=== Exercise materials ===
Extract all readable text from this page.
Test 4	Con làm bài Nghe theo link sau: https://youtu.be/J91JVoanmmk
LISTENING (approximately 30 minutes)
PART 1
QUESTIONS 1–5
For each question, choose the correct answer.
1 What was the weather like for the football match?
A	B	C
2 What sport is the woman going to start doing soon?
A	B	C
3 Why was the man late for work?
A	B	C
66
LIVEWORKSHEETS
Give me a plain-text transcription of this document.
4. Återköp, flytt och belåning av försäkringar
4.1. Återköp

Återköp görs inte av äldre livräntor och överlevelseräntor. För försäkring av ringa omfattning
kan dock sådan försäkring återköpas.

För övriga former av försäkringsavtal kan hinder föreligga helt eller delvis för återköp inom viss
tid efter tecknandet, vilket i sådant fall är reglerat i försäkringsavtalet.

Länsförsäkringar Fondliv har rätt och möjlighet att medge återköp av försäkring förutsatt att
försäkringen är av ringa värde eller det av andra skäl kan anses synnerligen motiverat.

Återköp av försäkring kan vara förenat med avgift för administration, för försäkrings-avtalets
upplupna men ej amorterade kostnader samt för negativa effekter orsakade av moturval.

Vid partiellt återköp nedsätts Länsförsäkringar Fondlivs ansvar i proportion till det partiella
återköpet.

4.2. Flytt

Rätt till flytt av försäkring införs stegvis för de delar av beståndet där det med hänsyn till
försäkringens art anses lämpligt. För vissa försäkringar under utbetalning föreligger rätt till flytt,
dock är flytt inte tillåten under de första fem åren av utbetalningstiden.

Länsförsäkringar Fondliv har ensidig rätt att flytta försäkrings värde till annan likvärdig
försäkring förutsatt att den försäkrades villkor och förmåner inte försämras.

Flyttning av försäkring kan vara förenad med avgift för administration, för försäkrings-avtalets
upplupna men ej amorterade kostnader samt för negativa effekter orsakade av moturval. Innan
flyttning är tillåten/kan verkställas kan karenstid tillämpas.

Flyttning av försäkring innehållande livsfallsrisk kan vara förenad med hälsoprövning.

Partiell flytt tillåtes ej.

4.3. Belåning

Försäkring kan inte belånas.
===
**Task prompt:**
Repeat the preceding lines exactly, please, every one of them.

**Task answer:**
Extract all readable text from this page.
Test 4	Con làm bài Nghe theo link sau: https://youtu.be/J91JVoanmmk
LISTENING (approximately 30 minutes)
PART 1
QUESTIONS 1–5
For each question, choose the correct answer.
1 What was the weather like for the football match?
A	B	C
2 What sport is the woman going to start doing soon?
A	B	C
3 Why was the man late for work?
A	B	C
66
LIVEWORKSHEETS
Give me a plain-text transcription of this document.
4. Återköp, flytt och belåning av försäkringar
4.1. Återköp

Återköp görs inte av äldre livräntor och överlevelseräntor. För försäkring av ringa omfattning
kan dock sådan försäkring återköpas.

För övriga former av försäkringsavtal kan hinder föreligga helt eller delvis för återköp inom viss
tid efter tecknandet, vilket i sådant fall är reglerat i försäkringsavtalet.

Länsförsäkringar Fondliv har rätt och möjlighet att medge återköp av försäkring förutsatt att
försäkringen är av ringa värde eller det av andra skäl kan anses synnerligen motiverat.

Återköp av försäkring kan vara förenat med avgift för administration, för försäkrings-avtalets
upplupna men ej amorterade kostnader samt för negativa effekter orsakade av moturval.

Vid partiellt återköp nedsätts Länsförsäkringar Fondlivs ansvar i proportion till det partiella
återköpet.

4.2. Flytt

Rätt till flytt av försäkring införs stegvis för de delar av beståndet där det med hänsyn till
försäkringens art anses lämpligt. För vissa försäkringar under utbetalning föreligger rätt till flytt,
dock är flytt inte tillåten under de första fem åren av utbetalningstiden.

Länsförsäkringar Fondliv har ensidig rätt att flytta försäkrings värde till annan likvärdig
försäkring förutsatt att den försäkrades villkor och förmåner inte försämras.

Flyttning av försäkring kan vara förenad med avgift för administration, för försäkrings-avtalets
upplupna men ej amorterade kostnader samt för negativa effekter orsakade av moturval. Innan
flyttning är tillåten/kan verkställas kan karenstid tillämpas.

Flyttning av försäkring innehållande livsfallsrisk kan vara förenad med hälsoprövning.

Partiell flytt tillåtes ej.

4.3. Belåning

Försäkring kan inte belånas.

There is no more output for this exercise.